## The data
════════
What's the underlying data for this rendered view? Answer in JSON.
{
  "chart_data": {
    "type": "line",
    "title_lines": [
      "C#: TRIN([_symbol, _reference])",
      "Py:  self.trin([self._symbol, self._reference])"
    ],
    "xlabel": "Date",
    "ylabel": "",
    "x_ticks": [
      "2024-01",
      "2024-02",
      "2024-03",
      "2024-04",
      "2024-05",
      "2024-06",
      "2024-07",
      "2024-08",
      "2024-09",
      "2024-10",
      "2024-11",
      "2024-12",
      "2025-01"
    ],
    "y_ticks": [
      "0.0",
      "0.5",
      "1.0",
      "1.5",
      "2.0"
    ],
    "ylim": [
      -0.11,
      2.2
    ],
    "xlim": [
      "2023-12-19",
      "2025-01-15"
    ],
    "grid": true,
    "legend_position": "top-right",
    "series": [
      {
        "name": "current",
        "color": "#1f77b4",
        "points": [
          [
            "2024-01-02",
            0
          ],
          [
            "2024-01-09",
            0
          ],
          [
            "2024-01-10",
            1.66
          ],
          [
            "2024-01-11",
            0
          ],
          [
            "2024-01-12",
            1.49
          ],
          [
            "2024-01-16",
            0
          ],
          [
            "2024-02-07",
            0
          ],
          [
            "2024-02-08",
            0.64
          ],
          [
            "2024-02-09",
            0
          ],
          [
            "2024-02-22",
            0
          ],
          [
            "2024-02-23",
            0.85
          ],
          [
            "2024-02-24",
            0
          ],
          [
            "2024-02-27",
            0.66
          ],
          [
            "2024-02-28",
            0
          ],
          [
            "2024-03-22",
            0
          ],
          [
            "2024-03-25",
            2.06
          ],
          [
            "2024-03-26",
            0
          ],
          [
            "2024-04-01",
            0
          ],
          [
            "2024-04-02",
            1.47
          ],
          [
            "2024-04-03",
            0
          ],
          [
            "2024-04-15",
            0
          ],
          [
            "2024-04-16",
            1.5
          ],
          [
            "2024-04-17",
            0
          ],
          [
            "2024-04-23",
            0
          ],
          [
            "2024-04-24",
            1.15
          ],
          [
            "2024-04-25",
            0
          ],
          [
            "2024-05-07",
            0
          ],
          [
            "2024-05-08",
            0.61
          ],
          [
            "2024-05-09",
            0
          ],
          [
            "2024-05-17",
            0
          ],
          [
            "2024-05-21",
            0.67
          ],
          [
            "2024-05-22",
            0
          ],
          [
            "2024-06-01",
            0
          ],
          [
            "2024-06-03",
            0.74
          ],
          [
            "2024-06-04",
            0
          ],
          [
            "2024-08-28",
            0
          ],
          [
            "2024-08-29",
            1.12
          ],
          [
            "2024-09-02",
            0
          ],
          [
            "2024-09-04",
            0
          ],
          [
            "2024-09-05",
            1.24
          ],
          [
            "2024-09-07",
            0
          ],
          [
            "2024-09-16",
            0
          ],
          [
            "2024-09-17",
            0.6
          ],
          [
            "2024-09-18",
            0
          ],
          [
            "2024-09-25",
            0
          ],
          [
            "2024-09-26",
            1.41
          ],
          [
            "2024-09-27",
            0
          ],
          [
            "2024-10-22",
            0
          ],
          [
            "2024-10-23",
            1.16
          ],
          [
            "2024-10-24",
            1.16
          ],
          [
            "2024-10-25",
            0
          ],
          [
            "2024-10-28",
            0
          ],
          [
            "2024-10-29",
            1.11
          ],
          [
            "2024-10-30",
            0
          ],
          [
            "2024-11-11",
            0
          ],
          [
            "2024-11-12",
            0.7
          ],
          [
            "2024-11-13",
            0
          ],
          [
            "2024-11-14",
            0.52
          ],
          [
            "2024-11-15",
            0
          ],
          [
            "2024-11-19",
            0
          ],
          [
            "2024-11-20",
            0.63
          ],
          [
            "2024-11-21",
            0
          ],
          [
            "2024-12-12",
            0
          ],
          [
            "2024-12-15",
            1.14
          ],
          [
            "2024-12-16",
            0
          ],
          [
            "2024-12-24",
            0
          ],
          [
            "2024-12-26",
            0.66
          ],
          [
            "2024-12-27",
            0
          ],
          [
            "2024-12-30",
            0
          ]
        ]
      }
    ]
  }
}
════════
## What is being asked
Copy every record exactly as presented.

## Result of this task
What's the underlying data for this rendered view? Answer in JSON.
{
  "chart_data": {
    "type": "line",
    "title_lines": [
      "C#: TRIN([_symbol, _reference])",
      "Py:  self.trin([self._symbol, self._reference])"
    ],
    "xlabel": "Date",
    "ylabel": "",
    "x_ticks": [
      "2024-01",
      "2024-02",
      "2024-03",
      "2024-04",
      "2024-05",
      "2024-06",
      "2024-07",
      "2024-08",
      "2024-09",
      "2024-10",
      "2024-11",
      "2024-12",
      "2025-01"
    ],
    "y_ticks": [
      "0.0",
      "0.5",
      "1.0",
      "1.5",
      "2.0"
    ],
    "ylim": [
      -0.11,
      2.2
    ],
    "xlim": [
      "2023-12-19",
      "2025-01-15"
    ],
    "grid": true,
    "legend_position": "top-right",
    "series": [
      {
        "name": "current",
        "color": "#1f77b4",
        "points": [
          [
            "2024-01-02",
            0
          ],
          [
            "2024-01-09",
            0
          ],
          [
            "2024-01-10",
            1.66
          ],
          [
            "2024-01-11",
            0
          ],
          [
            "2024-01-12",
            1.49
          ],
          [
            "2024-01-16",
            0
          ],
          [
            "2024-02-07",
            0
          ],
          [
            "2024-02-08",
            0.64
          ],
          [
            "2024-02-09",
            0
          ],
          [
            "2024-02-22",
            0
          ],
          [
            "2024-02-23",
            0.85
          ],
          [
            "2024-02-24",
            0
          ],
          [
            "2024-02-27",
            0.66
          ],
          [
            "2024-02-28",
            0
          ],
          [
            "2024-03-22",
            0
          ],
          [
            "2024-03-25",
            2.06
          ],
          [
            "2024-03-26",
            0
          ],
          [
            "2024-04-01",
            0
          ],
          [
            "2024-04-02",
            1.47
          ],
          [
            "2024-04-03",
            0
          ],
          [
            "2024-04-15",
            0
          ],
          [
            "2024-04-16",
            1.5
          ],
          [
            "2024-04-17",
            0
          ],
          [
            "2024-04-23",
            0
          ],
          [
            "2024-04-24",
            1.15
          ],
          [
            "2024-04-25",
            0
          ],
          [
            "2024-05-07",
            0
          ],
          [
            "2024-05-08",
            0.61
          ],
          [
            "2024-05-09",
            0
          ],
          [
            "2024-05-17",
            0
          ],
          [
            "2024-05-21",
            0.67
          ],
          [
            "2024-05-22",
            0
          ],
          [
            "2024-06-01",
            0
          ],
          [
            "2024-06-03",
            0.74
          ],
          [
            "2024-06-04",
            0
          ],
          [
            "2024-08-28",
            0
          ],
          [
            "2024-08-29",
            1.12
          ],
          [
            "2024-09-02",
            0
          ],
          [
            "2024-09-04",
            0
          ],
          [
            "2024-09-05",
            1.24
          ],
          [
            "2024-09-07",
            0
          ],
          [
            "2024-09-16",
            0
          ],
          [
            "2024-09-17",
            0.6
          ],
          [
            "2024-09-18",
            0
          ],
          [
            "2024-09-25",
            0
          ],
          [
            "2024-09-26",
            1.41
          ],
          [
            "2024-09-27",
            0
          ],
          [
            "2024-10-22",
            0
          ],
          [
            "2024-10-23",
            1.16
          ],
          [
            "2024-10-24",
            1.16
          ],
          [
            "2024-10-25",
            0
          ],
          [
            "2024-10-28",
            0
          ],
          [
            "2024-10-29",
            1.11
          ],
          [
            "2024-10-30",
            0
          ],
          [
            "2024-11-11",
            0
          ],
          [
            "2024-11-12",
            0.7
          ],
          [
            "2024-11-13",
            0
          ],
          [
            "2024-11-14",
            0.52
          ],
          [
            "2024-11-15",
            0
          ],
          [
            "2024-11-19",
            0
          ],
          [
            "2024-11-20",
            0.63
          ],
          [
            "2024-11-21",
            0
          ],
          [
            "2024-12-12",
            0
          ],
          [
            "2024-12-15",
            1.14
          ],
          [
            "2024-12-16",
            0
          ],
          [
            "2024-12-24",
            0
          ],
          [
            "2024-12-26",
            0.66
          ],
          [
            "2024-12-27",
            0
          ],
          [
            "2024-12-30",
            0
          ]
        ]
      }
    ]
  }
}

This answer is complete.